- Dataset entries -
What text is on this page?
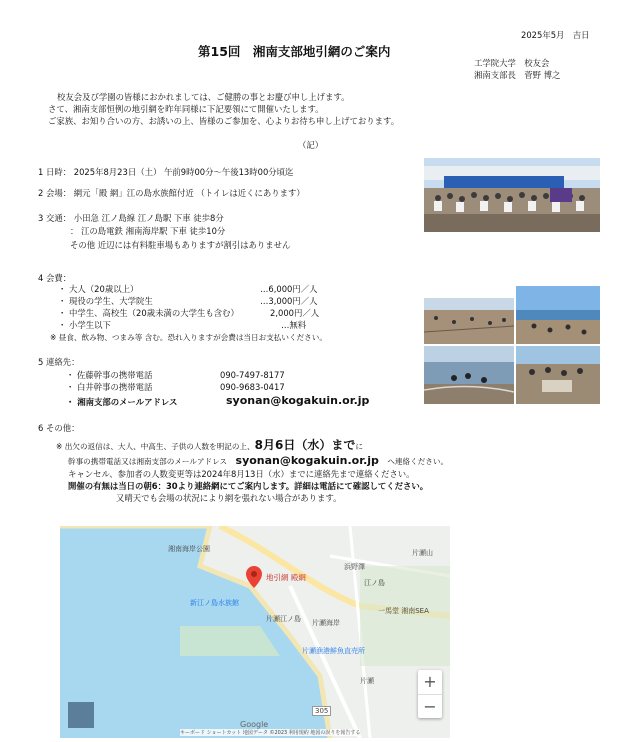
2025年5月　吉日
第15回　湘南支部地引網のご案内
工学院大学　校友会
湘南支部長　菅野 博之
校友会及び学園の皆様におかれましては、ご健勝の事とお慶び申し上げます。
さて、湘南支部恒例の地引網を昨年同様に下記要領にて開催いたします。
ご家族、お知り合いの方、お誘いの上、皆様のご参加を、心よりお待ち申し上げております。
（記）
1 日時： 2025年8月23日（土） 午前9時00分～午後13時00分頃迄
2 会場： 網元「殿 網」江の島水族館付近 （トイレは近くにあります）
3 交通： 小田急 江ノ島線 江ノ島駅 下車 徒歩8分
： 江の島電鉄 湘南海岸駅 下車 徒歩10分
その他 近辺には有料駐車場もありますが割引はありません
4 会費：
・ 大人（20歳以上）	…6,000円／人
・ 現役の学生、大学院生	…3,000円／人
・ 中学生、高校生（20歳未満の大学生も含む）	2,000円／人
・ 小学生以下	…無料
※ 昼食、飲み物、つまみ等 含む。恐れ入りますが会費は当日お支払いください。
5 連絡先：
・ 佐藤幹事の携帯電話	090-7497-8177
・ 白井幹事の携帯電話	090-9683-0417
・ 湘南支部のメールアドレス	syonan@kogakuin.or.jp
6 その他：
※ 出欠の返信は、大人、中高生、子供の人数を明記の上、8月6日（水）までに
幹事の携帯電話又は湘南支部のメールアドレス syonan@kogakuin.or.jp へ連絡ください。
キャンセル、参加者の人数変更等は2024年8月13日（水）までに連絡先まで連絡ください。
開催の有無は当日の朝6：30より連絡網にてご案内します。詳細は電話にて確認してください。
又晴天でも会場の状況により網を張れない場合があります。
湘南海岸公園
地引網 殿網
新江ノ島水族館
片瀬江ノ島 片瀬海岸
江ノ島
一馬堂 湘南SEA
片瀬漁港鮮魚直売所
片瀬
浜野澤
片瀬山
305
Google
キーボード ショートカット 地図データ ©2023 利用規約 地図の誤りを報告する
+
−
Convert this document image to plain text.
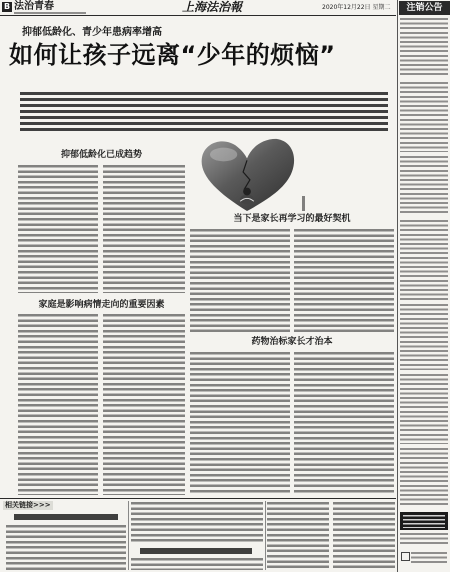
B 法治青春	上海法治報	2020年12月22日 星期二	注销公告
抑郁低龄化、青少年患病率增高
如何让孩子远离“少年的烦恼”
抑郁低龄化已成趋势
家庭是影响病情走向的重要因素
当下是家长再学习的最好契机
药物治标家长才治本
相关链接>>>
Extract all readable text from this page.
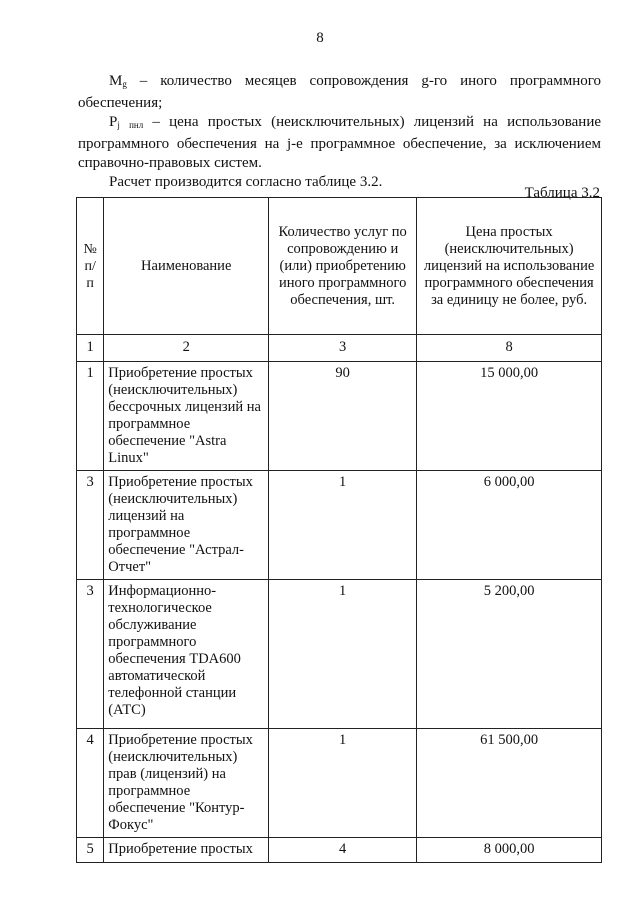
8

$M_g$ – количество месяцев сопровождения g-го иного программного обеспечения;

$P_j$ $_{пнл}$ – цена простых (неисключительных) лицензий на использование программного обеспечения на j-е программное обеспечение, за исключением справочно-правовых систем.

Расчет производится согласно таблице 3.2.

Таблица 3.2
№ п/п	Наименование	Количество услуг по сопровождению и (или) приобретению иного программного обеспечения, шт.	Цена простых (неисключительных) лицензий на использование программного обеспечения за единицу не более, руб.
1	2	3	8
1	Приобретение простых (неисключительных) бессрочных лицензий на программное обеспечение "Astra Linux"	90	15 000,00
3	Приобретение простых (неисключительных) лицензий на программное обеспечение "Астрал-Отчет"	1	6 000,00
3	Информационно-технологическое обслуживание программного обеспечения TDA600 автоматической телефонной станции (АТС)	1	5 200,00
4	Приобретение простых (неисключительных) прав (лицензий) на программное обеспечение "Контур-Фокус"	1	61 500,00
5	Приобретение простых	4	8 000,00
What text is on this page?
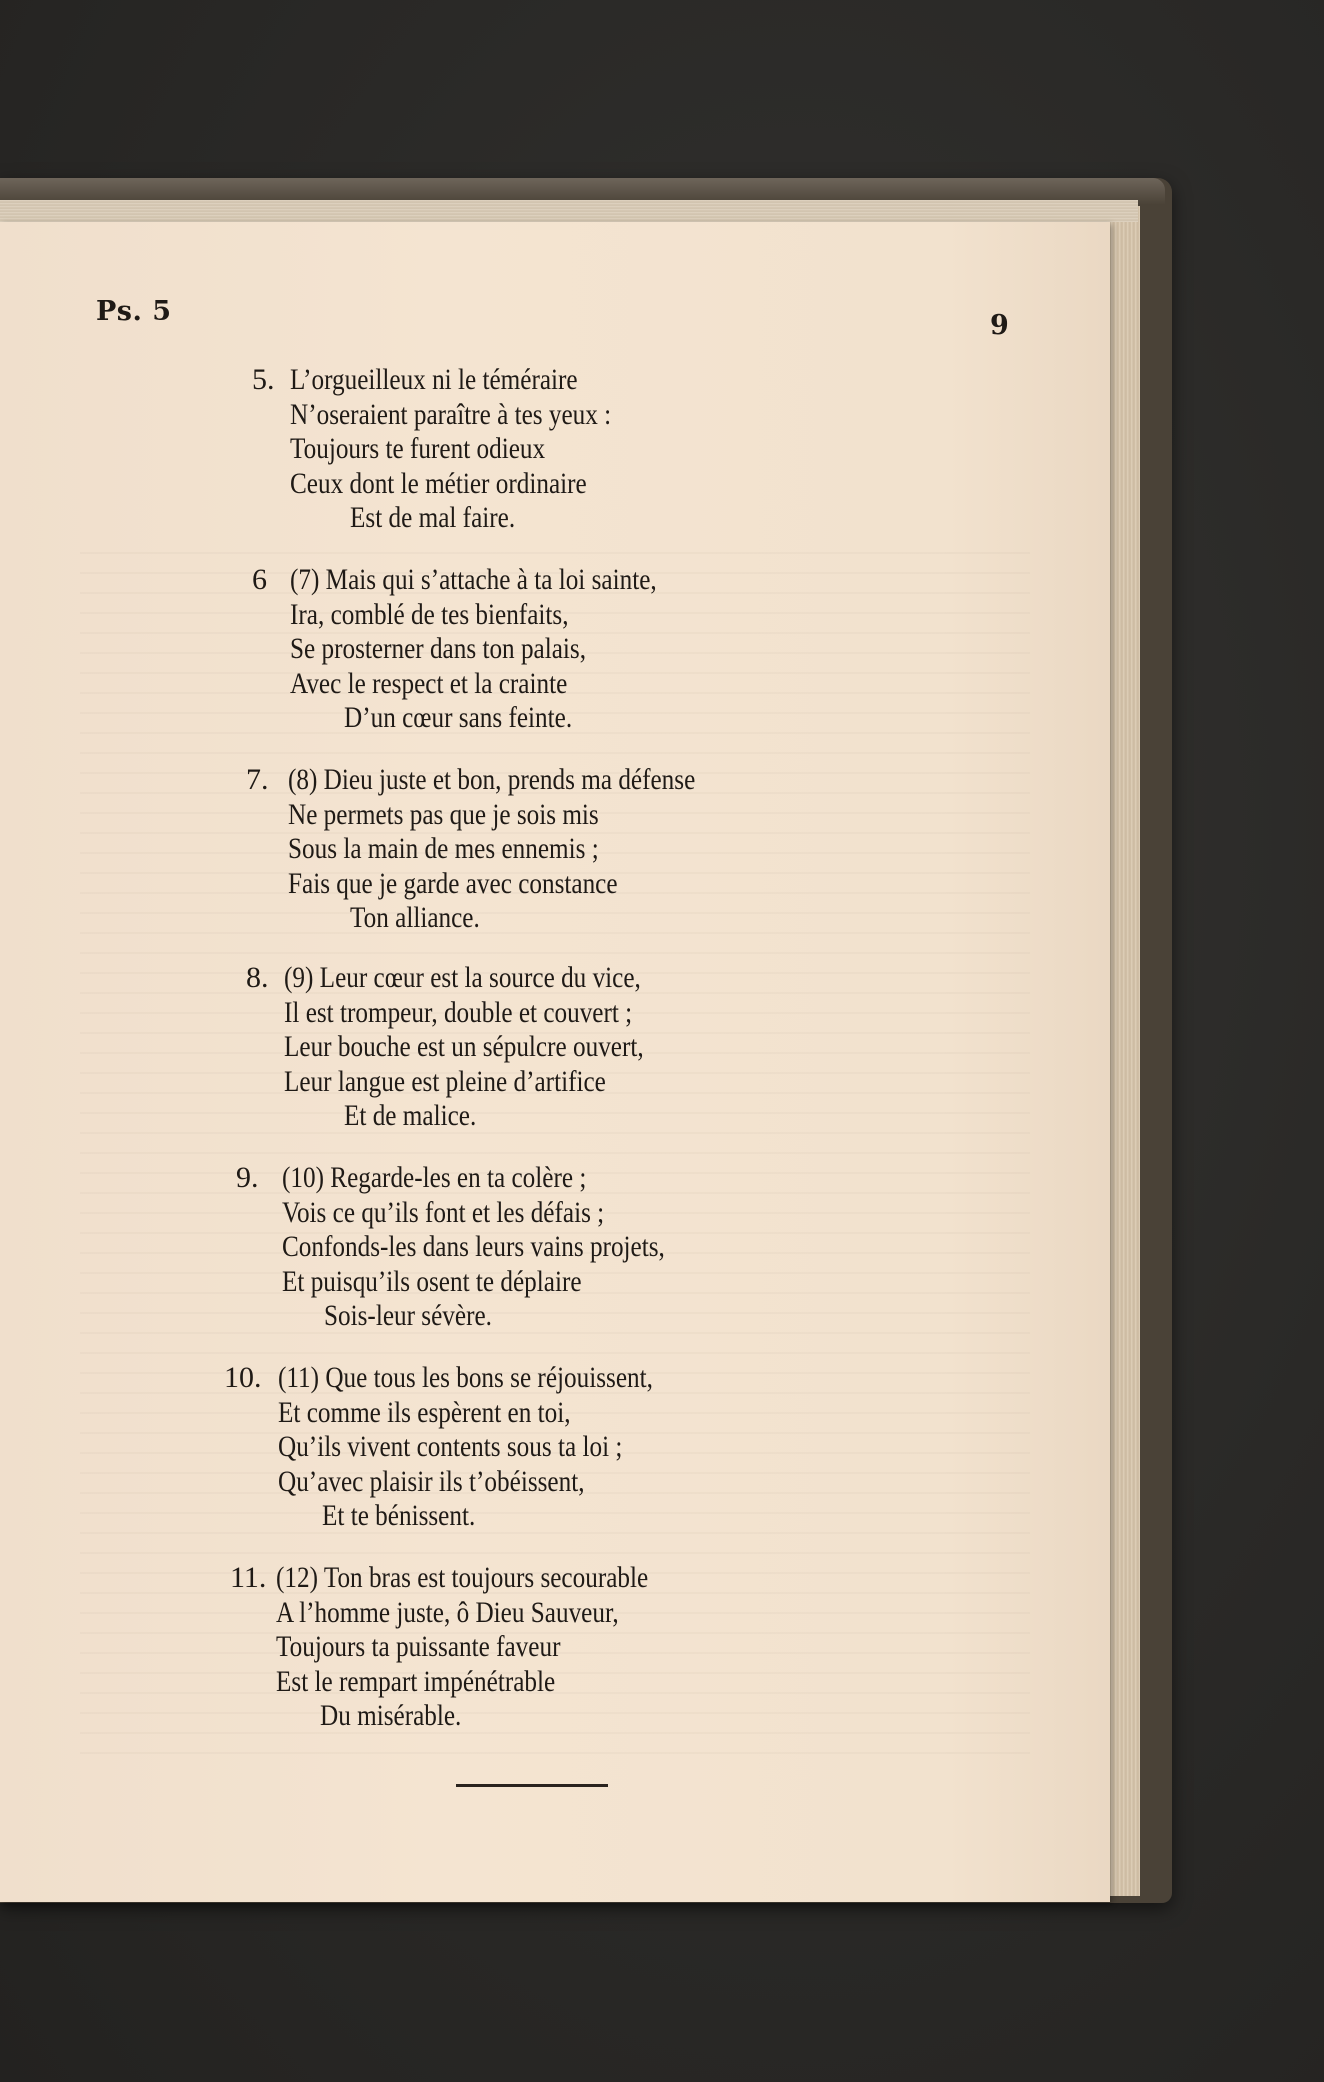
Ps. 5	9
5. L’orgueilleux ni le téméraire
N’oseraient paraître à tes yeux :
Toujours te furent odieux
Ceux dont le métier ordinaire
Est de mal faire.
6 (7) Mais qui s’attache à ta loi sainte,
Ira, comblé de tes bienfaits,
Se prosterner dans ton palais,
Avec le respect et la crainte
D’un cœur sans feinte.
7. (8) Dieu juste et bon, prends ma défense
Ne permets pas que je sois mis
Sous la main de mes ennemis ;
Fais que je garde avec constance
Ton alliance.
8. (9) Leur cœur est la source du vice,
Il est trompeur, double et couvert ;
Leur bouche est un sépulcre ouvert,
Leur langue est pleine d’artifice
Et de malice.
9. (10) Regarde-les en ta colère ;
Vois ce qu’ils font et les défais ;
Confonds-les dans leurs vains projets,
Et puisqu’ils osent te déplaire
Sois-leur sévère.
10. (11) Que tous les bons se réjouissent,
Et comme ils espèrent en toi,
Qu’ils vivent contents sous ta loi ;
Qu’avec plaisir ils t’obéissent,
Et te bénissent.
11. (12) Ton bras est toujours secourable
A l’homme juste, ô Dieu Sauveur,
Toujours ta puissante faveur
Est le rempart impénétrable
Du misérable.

- Stated problem -
Write the records above out again exactly, with no pictures in your copy.

- Completed task -
What text is on this page?
2025年5月　吉日
第15回　湘南支部地引網のご案内
工学院大学　校友会
湘南支部長　菅野 博之
校友会及び学園の皆様におかれましては、ご健勝の事とお慶び申し上げます。
さて、湘南支部恒例の地引網を昨年同様に下記要領にて開催いたします。
ご家族、お知り合いの方、お誘いの上、皆様のご参加を、心よりお待ち申し上げております。
（記）
1 日時： 2025年8月23日（土） 午前9時00分～午後13時00分頃迄
2 会場： 網元「殿 網」江の島水族館付近 （トイレは近くにあります）
3 交通： 小田急 江ノ島線 江ノ島駅 下車 徒歩8分
： 江の島電鉄 湘南海岸駅 下車 徒歩10分
その他 近辺には有料駐車場もありますが割引はありません
4 会費：
・ 大人（20歳以上）	…6,000円／人
・ 現役の学生、大学院生	…3,000円／人
・ 中学生、高校生（20歳未満の大学生も含む）	2,000円／人
・ 小学生以下	…無料
※ 昼食、飲み物、つまみ等 含む。恐れ入りますが会費は当日お支払いください。
5 連絡先：
・ 佐藤幹事の携帯電話	090-7497-8177
・ 白井幹事の携帯電話	090-9683-0417
・ 湘南支部のメールアドレス	syonan@kogakuin.or.jp
6 その他：
※ 出欠の返信は、大人、中高生、子供の人数を明記の上、8月6日（水）までに
幹事の携帯電話又は湘南支部のメールアドレス syonan@kogakuin.or.jp へ連絡ください。
キャンセル、参加者の人数変更等は2024年8月13日（水）までに連絡先まで連絡ください。
開催の有無は当日の朝6：30より連絡網にてご案内します。詳細は電話にて確認してください。
又晴天でも会場の状況により網を張れない場合があります。
湘南海岸公園
地引網 殿網
新江ノ島水族館
片瀬江ノ島 片瀬海岸
江ノ島
一馬堂 湘南SEA
片瀬漁港鮮魚直売所
片瀬
浜野澤
片瀬山
305
Google
キーボード ショートカット 地図データ ©2023 利用規約 地図の誤りを報告する
+
−
Convert this document image to plain text.
B 法治青春	上海法治報	2020年12月22日 星期二	注销公告
抑郁低龄化、青少年患病率增高
如何让孩子远离“少年的烦恼”
抑郁低龄化已成趋势
家庭是影响病情走向的重要因素
当下是家长再学习的最好契机
药物治标家长才治本
相关链接>>>
Extract all readable text from this page.
8

$M_g$ – количество месяцев сопровождения g-го иного программного обеспечения;

$P_j$ $_{пнл}$ – цена простых (неисключительных) лицензий на использование программного обеспечения на j-е программное обеспечение, за исключением справочно-правовых систем.

Расчет производится согласно таблице 3.2.

Таблица 3.2
№ п/п	Наименование	Количество услуг по сопровождению и (или) приобретению иного программного обеспечения, шт.	Цена простых (неисключительных) лицензий на использование программного обеспечения за единицу не более, руб.
1	2	3	8
1	Приобретение простых (неисключительных) бессрочных лицензий на программное обеспечение "Astra Linux"	90	15 000,00
3	Приобретение простых (неисключительных) лицензий на программное обеспечение "Астрал-Отчет"	1	6 000,00
3	Информационно-технологическое обслуживание программного обеспечения TDA600 автоматической телефонной станции (АТС)	1	5 200,00
4	Приобретение простых (неисключительных) прав (лицензий) на программное обеспечение "Контур-Фокус"	1	61 500,00
5	Приобретение простых	4	8 000,00
What text is on this page?
Ps. 5	9
5. L’orgueilleux ni le téméraire
N’oseraient paraître à tes yeux :
Toujours te furent odieux
Ceux dont le métier ordinaire
Est de mal faire.
6 (7) Mais qui s’attache à ta loi sainte,
Ira, comblé de tes bienfaits,
Se prosterner dans ton palais,
Avec le respect et la crainte
D’un cœur sans feinte.
7. (8) Dieu juste et bon, prends ma défense
Ne permets pas que je sois mis
Sous la main de mes ennemis ;
Fais que je garde avec constance
Ton alliance.
8. (9) Leur cœur est la source du vice,
Il est trompeur, double et couvert ;
Leur bouche est un sépulcre ouvert,
Leur langue est pleine d’artifice
Et de malice.
9. (10) Regarde-les en ta colère ;
Vois ce qu’ils font et les défais ;
Confonds-les dans leurs vains projets,
Et puisqu’ils osent te déplaire
Sois-leur sévère.
10. (11) Que tous les bons se réjouissent,
Et comme ils espèrent en toi,
Qu’ils vivent contents sous ta loi ;
Qu’avec plaisir ils t’obéissent,
Et te bénissent.
11. (12) Ton bras est toujours secourable
A l’homme juste, ô Dieu Sauveur,
Toujours ta puissante faveur
Est le rempart impénétrable
Du misérable.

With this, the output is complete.